Aufgaben
• 1. Gib aus dem Textauszug zur Data Governance den Abschnitt wortgetreu wieder, der mit „Ein weiterer Schwerpunkt“ beginnt und nach „den Fokus nimmt.“ endet.
• 2. Prüfe anhand des Textauszugs zur Data Governance, ob die folgenden Aussagen zutreffen, und belege jede Antwort mit Ja oder Nein und den entscheidenden Worten in wörtlichem Zitat: (a) Ein Konzept für Data Governance soll erarbeitet werden. (b) Rechtliche Rahmenbedingungen werden nicht betrachtet. (c) Das Zukunftsszenario nimmt unter anderem Blockchain in den Fokus.
• 3. Schreibe den Textauszug zur Data Governance im Anschluss an seinen letzten Satz weiter.

Textauszug
━━━━━━━━━━━━━━━━━━━━━━━━━━━━━━
Ein weiterer Schwerpunkt liegt auf der Erarbeitung eines Konzepts für Data Governance. Dazu gehört auch die Definition von Anforderungen sowie die Analyse und Bewertung rechtlicher Rahmenbedingungen – insbesondere im Hinblick auf notwendige Betriebserlaubnisse für den Einsatz der entwickelten Systeme. Abschließend wird ein „Zukunftsszenario Vernetzte Mehrwertmobilität“ entworfen, das Aspekte wie Blockchain, Marktplatz, Interaktion und Auswirkung, in den Fokus nimmt.
━━━━━━━━━━━━━━━━━━━━━━━━━━━━━━
Datensatz
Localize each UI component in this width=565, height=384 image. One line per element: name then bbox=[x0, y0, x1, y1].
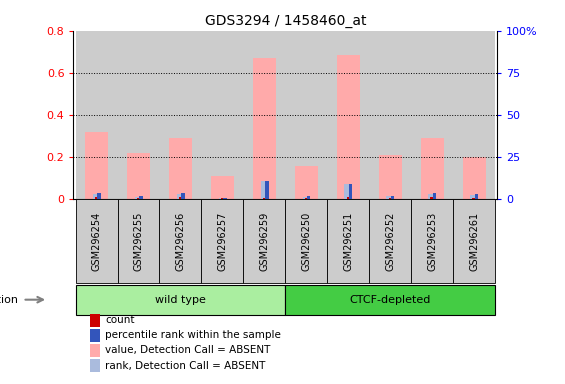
Bar bbox=[253, 58, 276, 199]
Text: CTCF-depleted: CTCF-depleted bbox=[350, 295, 431, 305]
Bar bbox=[285, 199, 327, 283]
Bar bbox=[346, 197, 350, 199]
Bar bbox=[263, 198, 266, 199]
Text: genotype/variation: genotype/variation bbox=[0, 295, 19, 305]
Bar bbox=[411, 199, 453, 283]
Bar bbox=[201, 199, 244, 283]
Bar bbox=[219, 198, 226, 199]
Bar bbox=[76, 199, 118, 283]
Bar bbox=[95, 197, 98, 199]
Text: GSM296255: GSM296255 bbox=[133, 212, 144, 271]
Bar bbox=[97, 193, 101, 199]
Bar bbox=[244, 31, 285, 199]
Text: GSM296250: GSM296250 bbox=[301, 212, 311, 271]
Bar bbox=[411, 31, 453, 199]
Text: GSM296257: GSM296257 bbox=[218, 212, 227, 271]
Bar bbox=[302, 197, 310, 199]
Text: GSM296261: GSM296261 bbox=[469, 212, 479, 271]
Bar bbox=[118, 31, 159, 199]
Bar bbox=[370, 199, 411, 283]
Text: count: count bbox=[105, 315, 134, 325]
Bar bbox=[475, 194, 479, 199]
Bar bbox=[428, 194, 436, 199]
Bar bbox=[76, 31, 118, 199]
Text: rank, Detection Call = ABSENT: rank, Detection Call = ABSENT bbox=[105, 361, 266, 371]
Text: value, Detection Call = ABSENT: value, Detection Call = ABSENT bbox=[105, 346, 271, 356]
Bar bbox=[93, 194, 101, 199]
Bar bbox=[470, 195, 478, 199]
Bar bbox=[453, 31, 495, 199]
Bar bbox=[391, 195, 394, 199]
Bar bbox=[389, 198, 392, 199]
Bar bbox=[159, 199, 201, 283]
Bar bbox=[76, 285, 285, 314]
Bar bbox=[177, 194, 184, 199]
Bar bbox=[85, 132, 108, 199]
Text: GSM296254: GSM296254 bbox=[92, 212, 102, 271]
Bar bbox=[379, 155, 402, 199]
Text: percentile rank within the sample: percentile rank within the sample bbox=[105, 331, 281, 341]
Text: GSM296256: GSM296256 bbox=[176, 212, 185, 271]
Bar bbox=[211, 176, 234, 199]
Bar bbox=[134, 197, 142, 199]
Text: GSM296253: GSM296253 bbox=[427, 212, 437, 271]
Bar bbox=[90, 329, 100, 342]
Bar bbox=[140, 197, 143, 199]
Bar bbox=[260, 181, 268, 199]
Bar bbox=[431, 197, 434, 199]
Bar bbox=[327, 31, 370, 199]
Text: GSM296259: GSM296259 bbox=[259, 212, 270, 271]
Bar bbox=[90, 344, 100, 357]
Bar bbox=[223, 198, 227, 199]
Bar bbox=[159, 31, 201, 199]
Bar bbox=[327, 199, 370, 283]
Bar bbox=[295, 166, 318, 199]
Bar bbox=[118, 199, 159, 283]
Bar bbox=[137, 198, 140, 199]
Bar bbox=[244, 199, 285, 283]
Bar bbox=[265, 180, 268, 199]
Bar bbox=[201, 31, 244, 199]
Bar bbox=[345, 184, 352, 199]
Bar bbox=[127, 153, 150, 199]
Bar bbox=[305, 198, 308, 199]
Text: GSM296251: GSM296251 bbox=[344, 212, 353, 271]
Bar bbox=[285, 31, 327, 199]
Bar bbox=[337, 55, 360, 199]
Bar bbox=[463, 157, 486, 199]
Bar bbox=[472, 198, 476, 199]
Bar bbox=[181, 193, 185, 199]
Bar bbox=[349, 184, 353, 199]
Bar bbox=[179, 197, 182, 199]
Text: wild type: wild type bbox=[155, 295, 206, 305]
Bar bbox=[433, 193, 436, 199]
Bar bbox=[453, 199, 495, 283]
Text: GSM296252: GSM296252 bbox=[385, 212, 395, 271]
Bar bbox=[307, 197, 311, 199]
Bar bbox=[386, 196, 394, 199]
Title: GDS3294 / 1458460_at: GDS3294 / 1458460_at bbox=[205, 14, 366, 28]
Bar bbox=[285, 285, 495, 314]
Bar bbox=[169, 138, 192, 199]
Bar bbox=[90, 314, 100, 327]
Bar bbox=[420, 138, 444, 199]
Bar bbox=[90, 359, 100, 372]
Bar bbox=[370, 31, 411, 199]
━━━━━━━━━━━━━━━━━━━━━━━━━━━━━━
Erwartete Ausgaben
• 1.
Ein weiterer Schwerpunkt liegt auf der Erarbeitung eines Konzepts für Data Governance. Dazu gehört auch die Definition von Anforderungen sowie die Analyse und Bewertung rechtlicher Rahmenbedingungen – insbesondere im Hinblick auf notwendige Betriebserlaubnisse für den Einsatz der entwickelten Systeme. Abschließend wird ein „Zukunftsszenario Vernetzte Mehrwertmobilität“ entworfen, das Aspekte wie Blockchain, Marktplatz, Interaktion und Auswirkung, in den Fokus nimmt.

• 2.
(a) Ja: „Ein weiterer Schwerpunkt liegt auf der Erarbeitung eines Konzepts für Data Governance.“
(b) Nein: „die Analyse und Bewertung rechtlicher Rahmenbedingungen“
(c) Ja: „das Aspekte wie Blockchain, Marktplatz, Interaktion und Auswirkung, in den Fokus nimmt“

• 3.
Sensor-Frameworks im Kontext AVIK
Konkrete anwendungsorientierte Ansätze sind:
Fahrzeugzähler
Ein Radarsensor im 77-GHz-Bereich mit integrierter Signalverarbeitung dient der zuverlässigen Erfassung von Fahrzeugen. Er ist in einem vandalismussicheren Gehäuse untergebracht und für den Einsatz im Außenbereich sowie für den Dauerbetrieb konzipiert. Die erfassten Daten werden über ein LoRaWAN-Modul im 868-MHz-Band übertragen, das für große Reichweiten ausgelegt und besonders energieeffizient ist – allerdings mit Einschränkungen bei der Echtzeitfähigkeit. Ein konfigurierbarer Erfassungsbereich von bis zu 10 Metern ermöglicht die gleichzeitige Detektion von Fahrzeugen und Fußgängern. Ein erster Pilotbetrieb findet unter anderem im Rahmen des Projekts Smart City Bochum durch die USB Bochum GmbH statt.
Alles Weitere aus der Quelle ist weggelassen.